[Begin DATA IN THIS EXERCISE]

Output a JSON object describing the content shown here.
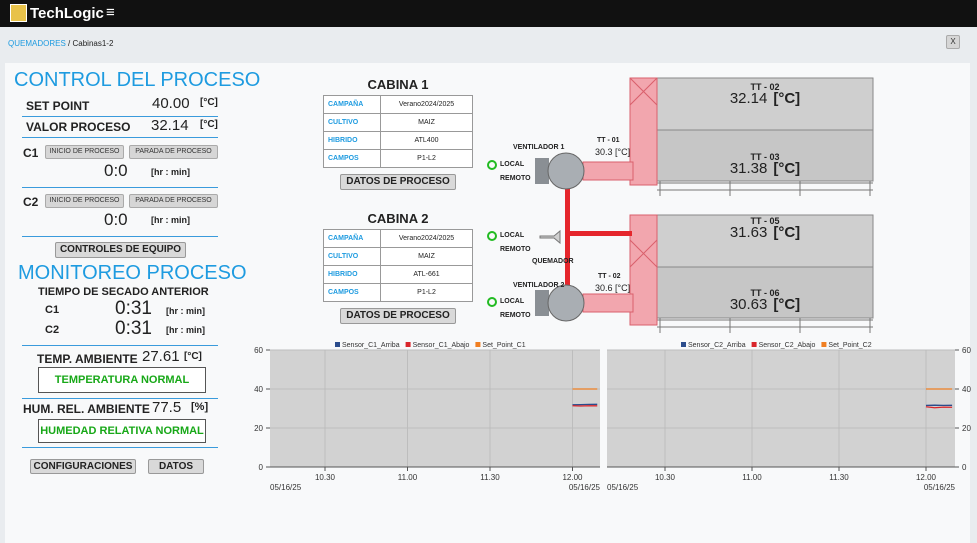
{
  "header": {
    "brand": "TechLogic"
  },
  "breadcrumb": {
    "parent": "QUEMADORES",
    "separator": "/",
    "current": "Cabinas1-2",
    "close": "X"
  },
  "control": {
    "title": "CONTROL DEL PROCESO",
    "set_point": {
      "label": "SET POINT",
      "value": "40.00",
      "unit": "[°C]"
    },
    "process_value": {
      "label": "VALOR PROCESO",
      "value": "32.14",
      "unit": "[°C]"
    },
    "c1": {
      "label": "C1",
      "start": "INICIO DE PROCESO",
      "stop": "PARADA DE PROCESO",
      "time": "0:0",
      "unit": "[hr : min]"
    },
    "c2": {
      "label": "C2",
      "start": "INICIO DE PROCESO",
      "stop": "PARADA DE PROCESO",
      "time": "0:0",
      "unit": "[hr : min]"
    },
    "equipment_button": "CONTROLES DE EQUIPO"
  },
  "monitoring": {
    "title": "MONITOREO PROCESO",
    "drying_title": "TIEMPO DE SECADO ANTERIOR",
    "c1": {
      "label": "C1",
      "time": "0:31",
      "unit": "[hr : min]"
    },
    "c2": {
      "label": "C2",
      "time": "0:31",
      "unit": "[hr : min]"
    },
    "ambient_temp": {
      "label": "TEMP. AMBIENTE",
      "value": "27.61",
      "unit": "[°C]",
      "status": "TEMPERATURA NORMAL"
    },
    "humidity": {
      "label": "HUM. REL. AMBIENTE",
      "value": "77.5",
      "unit": "[%]",
      "status": "HUMEDAD RELATIVA NORMAL"
    },
    "buttons": [
      "CONFIGURACIONES",
      "DATOS"
    ]
  },
  "cabins": [
    {
      "title": "CABINA 1",
      "rows": [
        [
          "CAMPAÑA",
          "Verano2024/2025"
        ],
        [
          "CULTIVO",
          "MAIZ"
        ],
        [
          "HIBRIDO",
          "ATL400"
        ],
        [
          "CAMPOS",
          "P1-L2"
        ]
      ],
      "button": "DATOS DE PROCESO"
    },
    {
      "title": "CABINA 2",
      "rows": [
        [
          "CAMPAÑA",
          "Verano2024/2025"
        ],
        [
          "CULTIVO",
          "MAIZ"
        ],
        [
          "HIBRIDO",
          "ATL-661"
        ],
        [
          "CAMPOS",
          "P1-L2"
        ]
      ],
      "button": "DATOS DE PROCESO"
    }
  ],
  "diagram": {
    "tanks": [
      {
        "tag": "TT - 02",
        "value": "32.14",
        "unit": "[°C]"
      },
      {
        "tag": "TT - 03",
        "value": "31.38",
        "unit": "[°C]"
      },
      {
        "tag": "TT - 05",
        "value": "31.63",
        "unit": "[°C]"
      },
      {
        "tag": "TT - 06",
        "value": "30.63",
        "unit": "[°C]"
      }
    ],
    "fan1": {
      "label": "VENTILADOR 1",
      "local": "LOCAL",
      "remote": "REMOTO",
      "tag": "TT - 01",
      "value": "30.3",
      "unit": "[°C]"
    },
    "burner": {
      "label": "QUEMADOR",
      "local": "LOCAL",
      "remote": "REMOTO"
    },
    "fan2": {
      "label": "VENTILADOR 2",
      "local": "LOCAL",
      "remote": "REMOTO",
      "tag": "TT - 02",
      "value": "30.6",
      "unit": "[°C]"
    }
  },
  "chart_data": [
    {
      "type": "line",
      "legend": "top",
      "y_axis_side": "left",
      "grid": true,
      "x": [
        720,
        723,
        726,
        729
      ],
      "xlim": [
        610,
        730
      ],
      "xticks": [
        {
          "value": 630,
          "label": "10.30"
        },
        {
          "value": 660,
          "label": "11.00"
        },
        {
          "value": 690,
          "label": "11.30"
        },
        {
          "value": 720,
          "label": "12.00"
        }
      ],
      "x_date": "05/16/25",
      "ylim": [
        0,
        60
      ],
      "yticks": [
        0,
        20,
        40,
        60
      ],
      "series": [
        {
          "name": "Sensor_C1_Arriba",
          "color": "#2b4c8c",
          "values": [
            31.9,
            32.0,
            32.1,
            32.14
          ]
        },
        {
          "name": "Sensor_C1_Abajo",
          "color": "#d9262c",
          "values": [
            31.4,
            31.3,
            31.4,
            31.38
          ]
        },
        {
          "name": "Set_Point_C1",
          "color": "#f07f22",
          "values": [
            40,
            40,
            40,
            40
          ]
        }
      ]
    },
    {
      "type": "line",
      "legend": "top",
      "y_axis_side": "right",
      "grid": true,
      "x": [
        720,
        723,
        726,
        729
      ],
      "xlim": [
        610,
        730
      ],
      "xticks": [
        {
          "value": 630,
          "label": "10.30"
        },
        {
          "value": 660,
          "label": "11.00"
        },
        {
          "value": 690,
          "label": "11.30"
        },
        {
          "value": 720,
          "label": "12.00"
        }
      ],
      "x_date": "05/16/25",
      "ylim": [
        0,
        60
      ],
      "yticks": [
        0,
        20,
        40,
        60
      ],
      "series": [
        {
          "name": "Sensor_C2_Arriba",
          "color": "#2b4c8c",
          "values": [
            31.6,
            31.7,
            31.6,
            31.63
          ]
        },
        {
          "name": "Sensor_C2_Abajo",
          "color": "#d9262c",
          "values": [
            30.9,
            30.4,
            30.7,
            30.63
          ]
        },
        {
          "name": "Set_Point_C2",
          "color": "#f07f22",
          "values": [
            40,
            40,
            40,
            40
          ]
        }
      ]
    }
  ]
}
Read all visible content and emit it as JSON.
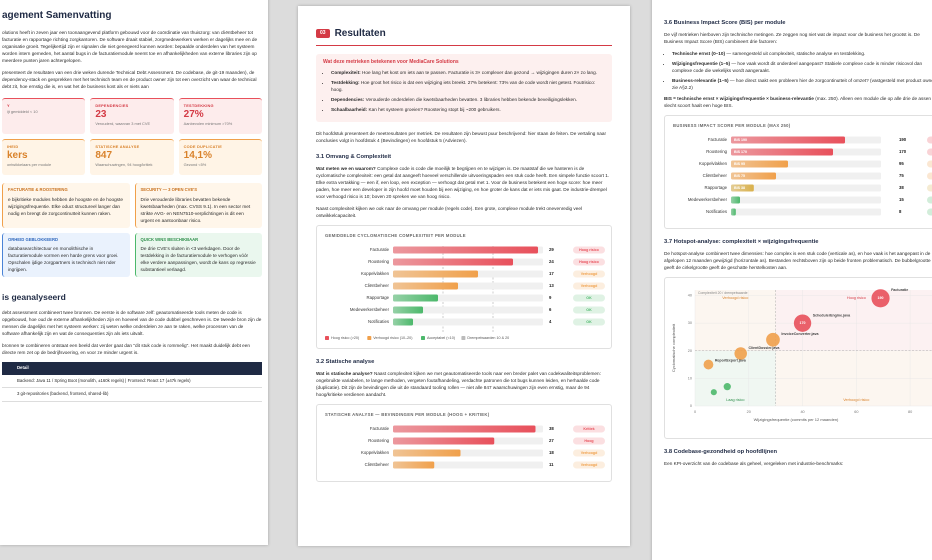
{
  "left": {
    "title": "agement Samenvatting",
    "intro": [
      "olutions heeft in zeven jaar een toonaangevend platform gebouwd voor de coördinatie van thuiszorg: van cliëntbeheer tot facturatie en rapportage richting zorgkantoren. De software draait stabiel, zorgmedewerkers werken er dagelijks mee en de organisatie groeit. Tegelijkertijd zijn er signalen die niet genegeerd kunnen worden: bepaalde onderdelen van het systeem worden intern gemeden, het aantal bugs in de facturatiemodule neemt toe en afhankelijkheden van externe libraries zijn op meerdere punten jaren achtergelopen.",
      "presenteert de resultaten van een drie weken durende Technical Debt Assessment. De codebase, de git-19 maanden), de dependency-stack en gesprekken met het technisch team en de product owner zijn tot een overzicht van waar de technical debt zit, hoe ernstig die is, en wat het de business kost als er niets aan"
    ],
    "kpis": [
      {
        "tone": "red",
        "label": "Y",
        "note": "ijt gemiddeld < 10"
      },
      {
        "tone": "red",
        "label": "DEPENDENCIES",
        "value": "23",
        "note": "Verouderd, waarvan 3 met CVE"
      },
      {
        "tone": "red",
        "label": "TESTDEKKING",
        "value": "27%",
        "note": "Aanbevolen minimum >70%"
      },
      {
        "tone": "orange",
        "label": "IHEID",
        "value": "kers",
        "note": "ontwikkelaars per module"
      },
      {
        "tone": "orange",
        "label": "STATISCHE ANALYSE",
        "value": "847",
        "note": "Waarschuwingen, 94 hoog/kritiek"
      },
      {
        "tone": "orange",
        "label": "CODE DUPLICATIE",
        "value": "14,1%",
        "note": "Gezond <5%"
      }
    ],
    "cards": [
      {
        "tone": "orange",
        "title": "FACTURATIE & ROOSTERING",
        "text": "e bijkritieke modules hebben de hoogste en de hoogste wijzigingsfrequentie. Elke oduct structureel langer dan nodig en brengt de zorgcontinuïteit kunnen raken."
      },
      {
        "tone": "orange",
        "title": "SECURITY — 3 OPEN CVE'S",
        "text": "Drie verouderde libraries bevatten bekende kwetsbaarheden (max. CVSS 9.1). In een sector met strikte AVG- en NEN7510-verplichtingen is dit een urgent en aantoonbaar risico."
      },
      {
        "tone": "blue",
        "title": "ORHEID GEBLOKKEERD",
        "text": "databasearchitectuur en monolithische in facturatiemodule vormen een harde grens voor groei. Opschalen ijdige zorgpartners is technisch niet nder ingrijpen."
      },
      {
        "tone": "green",
        "title": "QUICK WINS BESCHIKBAAR",
        "text": "De drie CVE's sluiten in <3 werkdagen. Door de testdekking in de facturatiemodule te verhogen vóór elke verdere aanpassingen, wordt de kans op regressie substantieel verlaagd."
      }
    ],
    "section_title": "is geanalyseerd",
    "section_paragraphs": [
      "debt assessment combineert twee bronnen. De eerste is de software zelf: geautomatiseerde tools meten de code is opgebouwd, hoe oud de externe afhankelijkheden zijn en hoeveel van de code dubbel geschreven is. De tweede bron zijn de mensen die dagelijks met het systeem werken: zij weten welke onderdelen ze aan te raken, welke processen van de software afhankelijk zijn en wat de consequenties zijn als iets uitvalt.",
      "bronnen te combineren ontstaat een beeld dat verder gaat dan \"dit stuk code is rommelig\". Het maakt duidelijk debt een directe rem zet op de bedrijfsvoering, en voor ze minder urgent is."
    ],
    "table": {
      "header": "Detail",
      "rows": [
        "Backend: Java 11 / Spring Boot (monolith, ±160k regels) | Frontend: React 17 (±47k regels)",
        "3 git-repositories (backend, frontend, shared-lib)"
      ]
    }
  },
  "middle": {
    "number": "03",
    "title": "Resultaten",
    "callout": {
      "title": "Wat deze metrieken betekenen voor MediaCare Solutions",
      "bullets": [
        {
          "lead": "Complexiteit:",
          "text": "Hoe lang het kost om iets aan te passen. Facturatie is 3× complexer dan gezond → wijzigingen duren 2× zo lang."
        },
        {
          "lead": "Testdekking:",
          "text": "Hoe groot het risico is dat een wijziging iets breekt. 27% betekent: 73% van de code wordt niet getest. Foutrisico: hoog."
        },
        {
          "lead": "Dependencies:",
          "text": "Verouderde onderdelen die kwetsbaarheden bevatten. 3 libraries hebben bekende beveiligingslekken."
        },
        {
          "lead": "Schaalbaarheid:",
          "text": "Kan het systeem groeien? Roostering stopt bij ~200 gebruikers."
        }
      ]
    },
    "intro": "Dit hoofdstuk presenteert de meetresultaten per metriek. De resultaten zijn bewust puur beschrijvend: hier staan de feiten. De vertaling naar conclusies volgt in hoofdstuk 4 (Bevindingen) en hoofdstuk 5 (Adviezen).",
    "s31": {
      "title": "3.1 Omvang & Complexiteit",
      "lead": "Wat meten we en waarom?",
      "text": "Complexe code is code die moeilijk te begrijpen en te wijzigen is. De maatstaf die we hanteren is de cyclomatische complexiteit: een getal dat aangeeft hoeveel verschillende uitvoeringspaden een stuk code heeft. Een simpele functie scoort 1. Elke extra vertakking — een if, een loop, een exception — verhoogt dat getal met 1. Voor de business betekent een hoge score: hoe meer paden, hoe meer een developer in zijn hoofd moet houden bij een wijziging, en hoe groter de kans dat er iets mis gaat. De industrie-drempel voor verhoogd risico is 10; boven 20 spreken we van hoog risico.",
      "text2": "Naast complexiteit kijken we ook naar de omvang per module (regels code). Een grote, complexe module trekt onevenredig veel ontwikkelcapaciteit."
    },
    "chart1": {
      "title": "GEMIDDELDE CYCLOMATISCHE COMPLEXITEIT PER MODULE",
      "categories": [
        "Facturatie",
        "Roostering",
        "Koppelvlakken",
        "Cliëntbeheer",
        "Rapportage",
        "Medewerkersbeheer",
        "Notificaties"
      ],
      "values": [
        29,
        24,
        17,
        13,
        9,
        6,
        4
      ],
      "colors": [
        "#e8505b",
        "#e8505b",
        "#f0a04b",
        "#f0a04b",
        "#4cb86b",
        "#4cb86b",
        "#4cb86b"
      ],
      "badges": [
        "Hoog risico",
        "Hoog risico",
        "Verhoogd",
        "Verhoogd",
        "OK",
        "OK",
        "OK"
      ],
      "xlim": [
        0,
        30
      ],
      "thresholds": [
        10,
        20
      ],
      "legend": [
        {
          "label": "Hoog risico (>20)",
          "color": "#e8505b"
        },
        {
          "label": "Verhoogd risico (10–20)",
          "color": "#f0a04b"
        },
        {
          "label": "Acceptabel (<10)",
          "color": "#4cb86b"
        },
        {
          "label": "Drempelwaarden 10 & 20",
          "color": "#bbbbbb"
        }
      ]
    },
    "s32": {
      "title": "3.2 Statische analyse",
      "lead": "Wat is statische analyse?",
      "text": "Naast complexiteit kijken we met geautomatiseerde tools naar een breder palet van codekwaliteitsproblemen: ongebruikte variabelen, te lange methoden, vergeten foutafhandeling, verdachte patronen die tot bugs kunnen leiden, en herhaalde code (duplicatie). Dit zijn de bevindingen die uit de standaard tooling rollen — niet alle 847 waarschuwingen zijn even ernstig, maar de 94 hoog/kritieke verdienen aandacht."
    },
    "chart2": {
      "title": "STATISCHE ANALYSE — BEVINDINGEN PER MODULE (HOOG + KRITIEK)",
      "categories": [
        "Facturatie",
        "Roostering",
        "Koppelvlakken",
        "Cliëntbeheer"
      ],
      "values": [
        38,
        27,
        18,
        11
      ],
      "colors": [
        "#e8505b",
        "#e8505b",
        "#f0a04b",
        "#f0a04b"
      ],
      "badges": [
        "Kritiek",
        "Hoog",
        "Verhoogd",
        "Verhoogd"
      ],
      "xlim": [
        0,
        40
      ]
    }
  },
  "right": {
    "s36": {
      "title": "3.6 Business Impact Score (BIS) per module",
      "text": "De vijf metrieken hierboven zijn technische metingen. Ze zeggen nog niet wat de impact voor de business het grootst is. De Business Impact Score (BIS) combineert drie factoren:",
      "bullets": [
        {
          "lead": "Technische ernst (0–10)",
          "text": "— samengesteld uit complexiteit, statische analyse en testdekking."
        },
        {
          "lead": "Wijzigingsfrequentie (1–5)",
          "text": "— hoe vaak wordt dit onderdeel aangepast? Stabiele complexe code is minder risicovol dan complexe code die wekelijks wordt aangeraakt."
        },
        {
          "lead": "Business-relevantie (1–5)",
          "text": "— hoe direct raakt een probleem hier de zorgcontinuïteit of omzet? (vastgesteld met product owner, zie A§2.2)"
        }
      ],
      "formula_lead": "BIS = technische ernst × wijzigingsfrequentie × business-relevantie",
      "formula_text": "(max. 250). Alleen een module die op alle drie de assen slecht scoort haalt een hoge BIS."
    },
    "chart3": {
      "title": "BUSINESS IMPACT SCORE PER MODULE (MAX 250)",
      "categories": [
        "Facturatie",
        "Roostering",
        "Koppelvlakken",
        "Cliëntbeheer",
        "Rapportage",
        "Medewerkersbeheer",
        "Notificaties"
      ],
      "values": [
        190,
        170,
        95,
        75,
        38,
        15,
        8
      ],
      "bar_labels": [
        "BIS 190",
        "BIS 170",
        "BIS 95",
        "BIS 75",
        "BIS 38",
        null,
        null
      ],
      "colors": [
        "#e8505b",
        "#e8505b",
        "#f0a04b",
        "#f0a04b",
        "#d9b04b",
        "#4cb86b",
        "#4cb86b"
      ],
      "xlim": [
        0,
        250
      ]
    },
    "s37": {
      "title": "3.7 Hotspot-analyse: complexiteit × wijzigingsfrequentie",
      "text": "De hotspot-analyse combineert twee dimensies: hoe complex is een stuk code (verticale as), en hoe vaak is het aangepast in de afgelopen 12 maanden gewijzigd (horizontale as). Bestanden rechtsboven zijn op beide fronten problematisch. De bubbelgrootte geeft de cirkelgrootte geeft de geschatte herstelkosten aan."
    },
    "scatter": {
      "type": "scatter",
      "xlabel": "Wijzigingsfrequentie (commits per 12 maanden)",
      "ylabel": "Cyclomatische complexiteit",
      "annotation": "Complexiteit 20 / drempelwaarde",
      "x": [
        69,
        40,
        29,
        17,
        5,
        12,
        7
      ],
      "y": [
        39,
        30,
        24,
        19,
        15,
        7,
        5
      ],
      "sizes": [
        190,
        170,
        95,
        75,
        38,
        15,
        8
      ],
      "point_labels": [
        "Facturatie",
        "SchedulerEngine.java",
        "InvoiceConverter.java",
        "ClientDossier.java",
        "ReportExport.java",
        null,
        null
      ],
      "size_labels": [
        "190",
        "170",
        null,
        null,
        null,
        null,
        null
      ],
      "colors": [
        "#e8505b",
        "#e8505b",
        "#f0a04b",
        "#f0a04b",
        "#f0a04b",
        "#4cb86b",
        "#4cb86b"
      ],
      "xlim": [
        0,
        90
      ],
      "ylim": [
        0,
        42
      ],
      "xticks": [
        0,
        20,
        40,
        60,
        80
      ],
      "yticks": [
        0,
        10,
        20,
        30,
        40
      ],
      "xthreshold": 30,
      "ythreshold": 20,
      "quadrants": [
        {
          "corner": "top-left",
          "label": "Verhoogd risico",
          "color": "#d9822b"
        },
        {
          "corner": "top-right",
          "label": "Hoog risico",
          "color": "#d43a45"
        },
        {
          "corner": "bottom-left",
          "label": "Laag risico",
          "color": "#2f8f4c"
        },
        {
          "corner": "bottom-right",
          "label": "Verhoogd risico",
          "color": "#d9822b"
        }
      ]
    },
    "s38": {
      "title": "3.8 Codebase-gezondheid op hoofdlijnen",
      "text": "Een KPI-overzicht van de codebase als geheel, vergeleken met industrie-benchmarks:"
    }
  }
}
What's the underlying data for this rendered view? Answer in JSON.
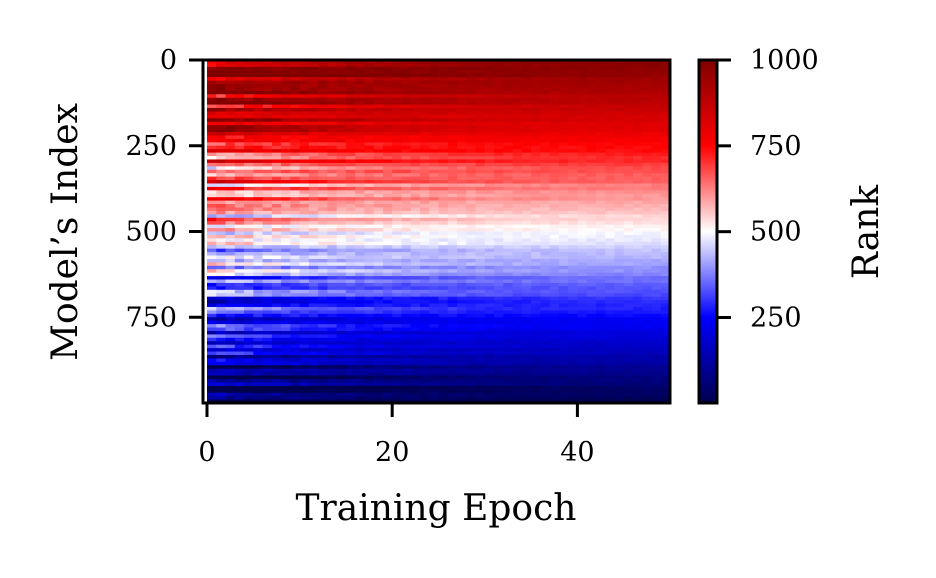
{
  "chart_data": {
    "type": "heatmap",
    "title": "",
    "xlabel": "Training Epoch",
    "ylabel": "Model’s Index",
    "x_range": [
      0,
      50
    ],
    "y_range": [
      0,
      1000
    ],
    "y_inverted": true,
    "x_ticks": [
      0,
      20,
      40
    ],
    "y_ticks": [
      0,
      250,
      500,
      750
    ],
    "colorbar": {
      "label": "Rank",
      "range": [
        1,
        1000
      ],
      "ticks": [
        250,
        500,
        750,
        1000
      ],
      "colormap": "seismic",
      "colors": [
        "#00004c",
        "#0000ff",
        "#ffffff",
        "#ff0000",
        "#800000"
      ]
    },
    "grid": false,
    "description_values": {
      "rows": 1000,
      "epochs": 50
    }
  }
}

[End DATA IN THIS EXERCISE]

— YOUR TASK —
Each line that contains the string "owner" counts once; report how many such lines the entries have, giving only the number.

— ANSWER TO THIS EXERCISE —
2